**TASK PROMPT:** Pick out each line containing the string "para".

**DATA TO PROCESS:**
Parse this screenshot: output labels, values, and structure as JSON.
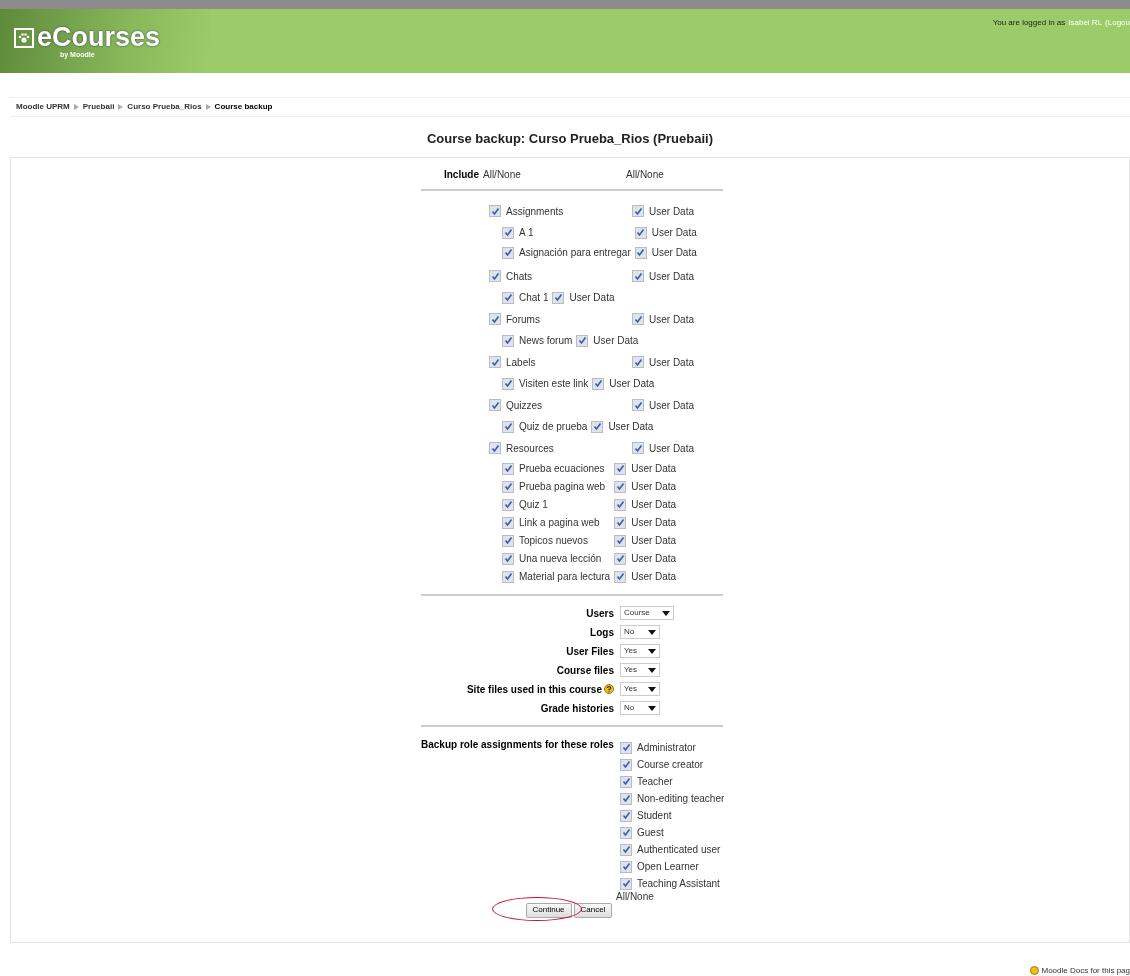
{
  "header": {
    "logo_text": "eCourses",
    "logo_subtext": "by Moodle",
    "login_text": "You are logged in as",
    "user_link": "Isabel RL",
    "logout_link": "(Logou"
  },
  "breadcrumb": [
    "Moodle UPRM",
    "Pruebaii",
    "Curso Prueba_Rios",
    "Course backup"
  ],
  "heading": "Course backup: Curso Prueba_Rios (Pruebaii)",
  "include_row": {
    "label": "Include",
    "all_none": "All/None",
    "user_data_all_none": "All/None"
  },
  "modules": [
    {
      "label": "Assignments",
      "checked": true,
      "user_data": "User Data",
      "user_data_checked": true,
      "children": [
        {
          "label": "A 1",
          "checked": true,
          "user_data": "User Data",
          "user_data_checked": true
        },
        {
          "label": "Asignación para entregar",
          "checked": true,
          "user_data": "User Data",
          "user_data_checked": true
        }
      ]
    },
    {
      "label": "Chats",
      "checked": true,
      "user_data": "User Data",
      "user_data_checked": true,
      "children": [
        {
          "label": "Chat 1",
          "checked": true,
          "user_data": "User Data",
          "user_data_checked": true
        }
      ]
    },
    {
      "label": "Forums",
      "checked": true,
      "user_data": "User Data",
      "user_data_checked": true,
      "children": [
        {
          "label": "News forum",
          "checked": true,
          "user_data": "User Data",
          "user_data_checked": true
        }
      ]
    },
    {
      "label": "Labels",
      "checked": true,
      "user_data": "User Data",
      "user_data_checked": true,
      "children": [
        {
          "label": "Visiten este link",
          "checked": true,
          "user_data": "User Data",
          "user_data_checked": true
        }
      ]
    },
    {
      "label": "Quizzes",
      "checked": true,
      "user_data": "User Data",
      "user_data_checked": true,
      "children": [
        {
          "label": "Quiz de prueba",
          "checked": true,
          "user_data": "User Data",
          "user_data_checked": true
        }
      ]
    },
    {
      "label": "Resources",
      "checked": true,
      "user_data": "User Data",
      "user_data_checked": true,
      "children": [
        {
          "label": "Prueba ecuaciones",
          "checked": true,
          "user_data": "User Data",
          "user_data_checked": true
        },
        {
          "label": "Prueba pagina web",
          "checked": true,
          "user_data": "User Data",
          "user_data_checked": true
        },
        {
          "label": "Quiz 1",
          "checked": true,
          "user_data": "User Data",
          "user_data_checked": true
        },
        {
          "label": "Link a pagina web",
          "checked": true,
          "user_data": "User Data",
          "user_data_checked": true
        },
        {
          "label": "Topicos nuevos",
          "checked": true,
          "user_data": "User Data",
          "user_data_checked": true
        },
        {
          "label": "Una nueva lección",
          "checked": true,
          "user_data": "User Data",
          "user_data_checked": true
        },
        {
          "label": "Material para lectura",
          "checked": true,
          "user_data": "User Data",
          "user_data_checked": true
        }
      ]
    }
  ],
  "options": [
    {
      "label": "Users",
      "value": "Course",
      "has_help": false
    },
    {
      "label": "Logs",
      "value": "No",
      "has_help": false
    },
    {
      "label": "User Files",
      "value": "Yes",
      "has_help": false
    },
    {
      "label": "Course files",
      "value": "Yes",
      "has_help": false
    },
    {
      "label": "Site files used in this course",
      "value": "Yes",
      "has_help": true
    },
    {
      "label": "Grade histories",
      "value": "No",
      "has_help": false
    }
  ],
  "roles": {
    "label": "Backup role assignments for these roles",
    "items": [
      {
        "label": "Administrator",
        "checked": true
      },
      {
        "label": "Course creator",
        "checked": true
      },
      {
        "label": "Teacher",
        "checked": true
      },
      {
        "label": "Non-editing teacher",
        "checked": true
      },
      {
        "label": "Student",
        "checked": true
      },
      {
        "label": "Guest",
        "checked": true
      },
      {
        "label": "Authenticated user",
        "checked": true
      },
      {
        "label": "Open Learner",
        "checked": true
      },
      {
        "label": "Teaching Assistant",
        "checked": true
      }
    ],
    "all_none": "All/None"
  },
  "buttons": [
    "Continue",
    "Cancel"
  ],
  "footer": {
    "docs_link": "Moodle Docs for this pag"
  }
}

**IN RESPONSE:**
          "label": "Asignación para entregar",
          "label": "Material para lectura",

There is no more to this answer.